Task directions – Gather every line of the entries that includes the word "date".

>> Start

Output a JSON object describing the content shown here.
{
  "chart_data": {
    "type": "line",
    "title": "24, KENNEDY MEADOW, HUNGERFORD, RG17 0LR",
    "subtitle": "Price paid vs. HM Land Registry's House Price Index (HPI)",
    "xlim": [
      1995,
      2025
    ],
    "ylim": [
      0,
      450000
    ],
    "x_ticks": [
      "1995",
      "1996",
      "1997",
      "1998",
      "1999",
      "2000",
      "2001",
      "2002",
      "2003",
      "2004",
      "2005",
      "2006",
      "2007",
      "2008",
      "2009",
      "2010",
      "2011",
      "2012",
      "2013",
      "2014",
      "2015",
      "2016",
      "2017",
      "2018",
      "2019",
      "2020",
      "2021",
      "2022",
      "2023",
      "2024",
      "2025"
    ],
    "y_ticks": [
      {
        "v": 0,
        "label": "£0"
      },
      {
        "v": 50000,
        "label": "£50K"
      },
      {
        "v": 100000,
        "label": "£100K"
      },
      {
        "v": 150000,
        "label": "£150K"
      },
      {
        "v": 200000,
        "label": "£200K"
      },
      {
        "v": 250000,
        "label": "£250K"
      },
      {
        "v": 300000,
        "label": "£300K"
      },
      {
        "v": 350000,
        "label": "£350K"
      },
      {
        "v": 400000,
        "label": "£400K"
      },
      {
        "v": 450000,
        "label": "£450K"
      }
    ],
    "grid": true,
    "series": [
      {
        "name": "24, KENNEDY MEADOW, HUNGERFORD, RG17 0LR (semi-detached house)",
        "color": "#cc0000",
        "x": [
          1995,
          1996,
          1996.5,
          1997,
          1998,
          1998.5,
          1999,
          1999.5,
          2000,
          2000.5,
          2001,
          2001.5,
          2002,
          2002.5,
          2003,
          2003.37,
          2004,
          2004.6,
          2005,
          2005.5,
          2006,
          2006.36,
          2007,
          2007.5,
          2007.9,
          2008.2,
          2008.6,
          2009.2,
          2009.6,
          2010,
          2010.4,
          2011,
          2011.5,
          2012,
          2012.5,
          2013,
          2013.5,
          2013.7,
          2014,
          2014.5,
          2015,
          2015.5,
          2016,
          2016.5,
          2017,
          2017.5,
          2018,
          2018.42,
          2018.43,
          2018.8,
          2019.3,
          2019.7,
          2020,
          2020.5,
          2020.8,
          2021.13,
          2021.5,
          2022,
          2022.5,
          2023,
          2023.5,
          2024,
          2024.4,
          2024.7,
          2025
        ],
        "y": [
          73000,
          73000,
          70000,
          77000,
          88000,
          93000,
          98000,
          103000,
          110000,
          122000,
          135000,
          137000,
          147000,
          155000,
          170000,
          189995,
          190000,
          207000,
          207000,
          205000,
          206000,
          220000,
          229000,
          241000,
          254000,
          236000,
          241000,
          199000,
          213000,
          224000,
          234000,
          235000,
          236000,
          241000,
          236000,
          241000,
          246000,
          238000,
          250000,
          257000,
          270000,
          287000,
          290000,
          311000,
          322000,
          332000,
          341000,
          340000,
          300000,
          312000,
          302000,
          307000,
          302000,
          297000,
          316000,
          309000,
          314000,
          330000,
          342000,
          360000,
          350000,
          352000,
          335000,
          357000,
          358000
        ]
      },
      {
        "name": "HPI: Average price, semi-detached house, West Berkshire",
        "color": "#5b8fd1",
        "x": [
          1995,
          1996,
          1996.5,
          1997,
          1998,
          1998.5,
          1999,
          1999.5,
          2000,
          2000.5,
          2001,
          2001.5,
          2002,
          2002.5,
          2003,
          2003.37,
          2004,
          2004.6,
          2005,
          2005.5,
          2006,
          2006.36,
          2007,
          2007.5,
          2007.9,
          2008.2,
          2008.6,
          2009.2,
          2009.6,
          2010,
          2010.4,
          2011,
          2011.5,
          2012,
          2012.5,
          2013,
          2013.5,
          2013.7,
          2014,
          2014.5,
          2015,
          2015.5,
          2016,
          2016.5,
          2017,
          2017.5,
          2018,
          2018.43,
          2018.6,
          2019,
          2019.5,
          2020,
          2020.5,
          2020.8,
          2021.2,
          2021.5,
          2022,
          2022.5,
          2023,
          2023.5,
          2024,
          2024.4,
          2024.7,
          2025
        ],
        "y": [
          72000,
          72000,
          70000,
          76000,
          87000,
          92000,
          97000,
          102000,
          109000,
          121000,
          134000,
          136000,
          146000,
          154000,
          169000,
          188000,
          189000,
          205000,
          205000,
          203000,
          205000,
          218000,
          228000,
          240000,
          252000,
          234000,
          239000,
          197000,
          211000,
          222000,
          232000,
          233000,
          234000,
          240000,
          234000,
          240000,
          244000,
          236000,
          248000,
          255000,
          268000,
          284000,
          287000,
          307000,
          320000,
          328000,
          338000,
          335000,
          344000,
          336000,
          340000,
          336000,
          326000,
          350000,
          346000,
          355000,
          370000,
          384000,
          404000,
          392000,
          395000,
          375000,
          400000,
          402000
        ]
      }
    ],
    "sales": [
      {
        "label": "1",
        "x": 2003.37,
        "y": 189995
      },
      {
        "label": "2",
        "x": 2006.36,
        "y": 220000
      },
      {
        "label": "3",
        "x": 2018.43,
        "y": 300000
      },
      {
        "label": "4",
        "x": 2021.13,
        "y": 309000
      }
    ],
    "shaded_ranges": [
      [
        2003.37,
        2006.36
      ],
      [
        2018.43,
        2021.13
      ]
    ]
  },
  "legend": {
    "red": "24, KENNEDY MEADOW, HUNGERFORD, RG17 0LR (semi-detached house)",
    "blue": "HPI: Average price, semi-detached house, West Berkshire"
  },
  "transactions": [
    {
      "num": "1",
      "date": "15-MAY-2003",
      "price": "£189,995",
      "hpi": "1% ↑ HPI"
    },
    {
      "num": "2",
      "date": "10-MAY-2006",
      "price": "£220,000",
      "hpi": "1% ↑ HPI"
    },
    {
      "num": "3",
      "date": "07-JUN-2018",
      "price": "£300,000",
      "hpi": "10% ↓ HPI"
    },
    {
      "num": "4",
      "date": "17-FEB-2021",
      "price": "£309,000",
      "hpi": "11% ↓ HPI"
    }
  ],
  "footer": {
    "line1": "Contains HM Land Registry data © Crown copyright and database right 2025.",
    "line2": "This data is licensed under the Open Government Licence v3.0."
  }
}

>> End

Task solution –
      "date": "15-MAY-2003",
      "date": "10-MAY-2006",
      "date": "07-JUN-2018",
      "date": "17-FEB-2021",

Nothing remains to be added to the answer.